* _Exercise requirements_:
Repeat the listing exactly, line by line, and leave the pictures behind.

* _Data for processing_:
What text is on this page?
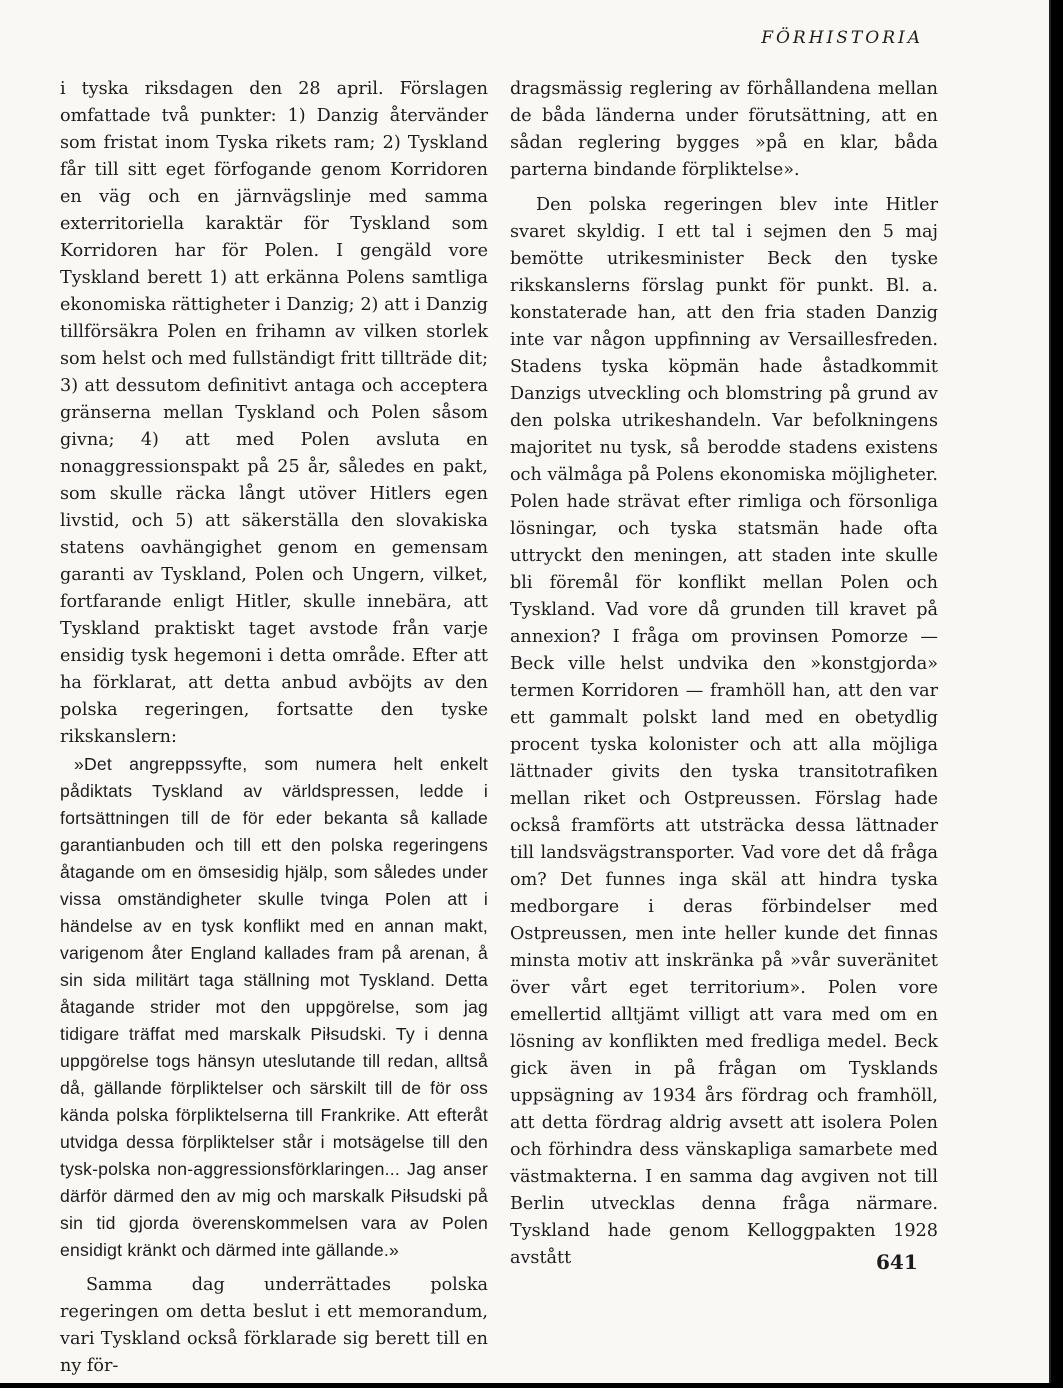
FÖRHISTORIA

i tyska riksdagen den 28 april. Förslagen omfattade två punkter: 1) Danzig återvänder som fristat inom Tyska rikets ram; 2) Tyskland får till sitt eget förfogande genom Korridoren en väg och en järnvägslinje med samma exterritoriella karaktär för Tyskland som Korridoren har för Polen. I gengäld vore Tyskland berett 1) att erkänna Polens samtliga ekonomiska rättigheter i Danzig; 2) att i Danzig tillförsäkra Polen en frihamn av vilken storlek som helst och med fullständigt fritt tillträde dit; 3) att dessutom definitivt antaga och acceptera gränserna mellan Tyskland och Polen såsom givna; 4) att med Polen avsluta en nonaggressionspakt på 25 år, således en pakt, som skulle räcka långt utöver Hitlers egen livstid, och 5) att säkerställa den slovakiska statens oavhängighet genom en gemensam garanti av Tyskland, Polen och Ungern, vilket, fortfarande enligt Hitler, skulle innebära, att Tyskland praktiskt taget avstode från varje ensidig tysk hegemoni i detta område. Efter att ha förklarat, att detta anbud avböjts av den polska regeringen, fortsatte den tyske rikskanslern:

»Det angreppssyfte, som numera helt enkelt pådiktats Tyskland av världspressen, ledde i fortsättningen till de för eder bekanta så kallade garantianbuden och till ett den polska regeringens åtagande om en ömsesidig hjälp, som således under vissa omständigheter skulle tvinga Polen att i händelse av en tysk konflikt med en annan makt, varigenom åter England kallades fram på arenan, å sin sida militärt taga ställning mot Tyskland. Detta åtagande strider mot den uppgörelse, som jag tidigare träffat med marskalk Piłsudski. Ty i denna uppgörelse togs hänsyn uteslutande till redan, alltså då, gällande förpliktelser och särskilt till de för oss kända polska förpliktelserna till Frankrike. Att efteråt utvidga dessa förpliktelser står i motsägelse till den tysk-polska non-aggressionsförklaringen... Jag anser därför därmed den av mig och marskalk Piłsudski på sin tid gjorda överenskommelsen vara av Polen ensidigt kränkt och därmed inte gällande.»

Samma dag underrättades polska regeringen om detta beslut i ett memorandum, vari Tyskland också förklarade sig berett till en ny för-

dragsmässig reglering av förhållandena mellan de båda länderna under förutsättning, att en sådan reglering bygges »på en klar, båda parterna bindande förpliktelse».

Den polska regeringen blev inte Hitler svaret skyldig. I ett tal i sejmen den 5 maj bemötte utrikesminister Beck den tyske rikskanslerns förslag punkt för punkt. Bl. a. konstaterade han, att den fria staden Danzig inte var någon uppfinning av Versaillesfreden. Stadens tyska köpmän hade åstadkommit Danzigs utveckling och blomstring på grund av den polska utrikeshandeln. Var befolkningens majoritet nu tysk, så berodde stadens existens och välmåga på Polens ekonomiska möjligheter. Polen hade strävat efter rimliga och försonliga lösningar, och tyska statsmän hade ofta uttryckt den meningen, att staden inte skulle bli föremål för konflikt mellan Polen och Tyskland. Vad vore då grunden till kravet på annexion? I fråga om provinsen Pomorze — Beck ville helst undvika den »konstgjorda» termen Korridoren — framhöll han, att den var ett gammalt polskt land med en obetydlig procent tyska kolonister och att alla möjliga lättnader givits den tyska transitotrafiken mellan riket och Ostpreussen. Förslag hade också framförts att utsträcka dessa lättnader till landsvägstransporter. Vad vore det då fråga om? Det funnes inga skäl att hindra tyska medborgare i deras förbindelser med Ostpreussen, men inte heller kunde det finnas minsta motiv att inskränka på »vår suveränitet över vårt eget territorium». Polen vore emellertid alltjämt villigt att vara med om en lösning av konflikten med fredliga medel. Beck gick även in på frågan om Tysklands uppsägning av 1934 års fördrag och framhöll, att detta fördrag aldrig avsett att isolera Polen och förhindra dess vänskapliga samarbete med västmakterna. I en samma dag avgiven not till Berlin utvecklas denna fråga närmare. Tyskland hade genom Kelloggpakten 1928 avstått	641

* _Solution to this task_:
What text is on this page?
FÖRHISTORIA

i tyska riksdagen den 28 april. Förslagen omfattade två punkter: 1) Danzig återvänder som fristat inom Tyska rikets ram; 2) Tyskland får till sitt eget förfogande genom Korridoren en väg och en järnvägslinje med samma exterritoriella karaktär för Tyskland som Korridoren har för Polen. I gengäld vore Tyskland berett 1) att erkänna Polens samtliga ekonomiska rättigheter i Danzig; 2) att i Danzig tillförsäkra Polen en frihamn av vilken storlek som helst och med fullständigt fritt tillträde dit; 3) att dessutom definitivt antaga och acceptera gränserna mellan Tyskland och Polen såsom givna; 4) att med Polen avsluta en nonaggressionspakt på 25 år, således en pakt, som skulle räcka långt utöver Hitlers egen livstid, och 5) att säkerställa den slovakiska statens oavhängighet genom en gemensam garanti av Tyskland, Polen och Ungern, vilket, fortfarande enligt Hitler, skulle innebära, att Tyskland praktiskt taget avstode från varje ensidig tysk hegemoni i detta område. Efter att ha förklarat, att detta anbud avböjts av den polska regeringen, fortsatte den tyske rikskanslern:

»Det angreppssyfte, som numera helt enkelt pådiktats Tyskland av världspressen, ledde i fortsättningen till de för eder bekanta så kallade garantianbuden och till ett den polska regeringens åtagande om en ömsesidig hjälp, som således under vissa omständigheter skulle tvinga Polen att i händelse av en tysk konflikt med en annan makt, varigenom åter England kallades fram på arenan, å sin sida militärt taga ställning mot Tyskland. Detta åtagande strider mot den uppgörelse, som jag tidigare träffat med marskalk Piłsudski. Ty i denna uppgörelse togs hänsyn uteslutande till redan, alltså då, gällande förpliktelser och särskilt till de för oss kända polska förpliktelserna till Frankrike. Att efteråt utvidga dessa förpliktelser står i motsägelse till den tysk-polska non-aggressionsförklaringen... Jag anser därför därmed den av mig och marskalk Piłsudski på sin tid gjorda överenskommelsen vara av Polen ensidigt kränkt och därmed inte gällande.»

Samma dag underrättades polska regeringen om detta beslut i ett memorandum, vari Tyskland också förklarade sig berett till en ny för-

dragsmässig reglering av förhållandena mellan de båda länderna under förutsättning, att en sådan reglering bygges »på en klar, båda parterna bindande förpliktelse».

Den polska regeringen blev inte Hitler svaret skyldig. I ett tal i sejmen den 5 maj bemötte utrikesminister Beck den tyske rikskanslerns förslag punkt för punkt. Bl. a. konstaterade han, att den fria staden Danzig inte var någon uppfinning av Versaillesfreden. Stadens tyska köpmän hade åstadkommit Danzigs utveckling och blomstring på grund av den polska utrikeshandeln. Var befolkningens majoritet nu tysk, så berodde stadens existens och välmåga på Polens ekonomiska möjligheter. Polen hade strävat efter rimliga och försonliga lösningar, och tyska statsmän hade ofta uttryckt den meningen, att staden inte skulle bli föremål för konflikt mellan Polen och Tyskland. Vad vore då grunden till kravet på annexion? I fråga om provinsen Pomorze — Beck ville helst undvika den »konstgjorda» termen Korridoren — framhöll han, att den var ett gammalt polskt land med en obetydlig procent tyska kolonister och att alla möjliga lättnader givits den tyska transitotrafiken mellan riket och Ostpreussen. Förslag hade också framförts att utsträcka dessa lättnader till landsvägstransporter. Vad vore det då fråga om? Det funnes inga skäl att hindra tyska medborgare i deras förbindelser med Ostpreussen, men inte heller kunde det finnas minsta motiv att inskränka på »vår suveränitet över vårt eget territorium». Polen vore emellertid alltjämt villigt att vara med om en lösning av konflikten med fredliga medel. Beck gick även in på frågan om Tysklands uppsägning av 1934 års fördrag och framhöll, att detta fördrag aldrig avsett att isolera Polen och förhindra dess vänskapliga samarbete med västmakterna. I en samma dag avgiven not till Berlin utvecklas denna fråga närmare. Tyskland hade genom Kelloggpakten 1928 avstått	641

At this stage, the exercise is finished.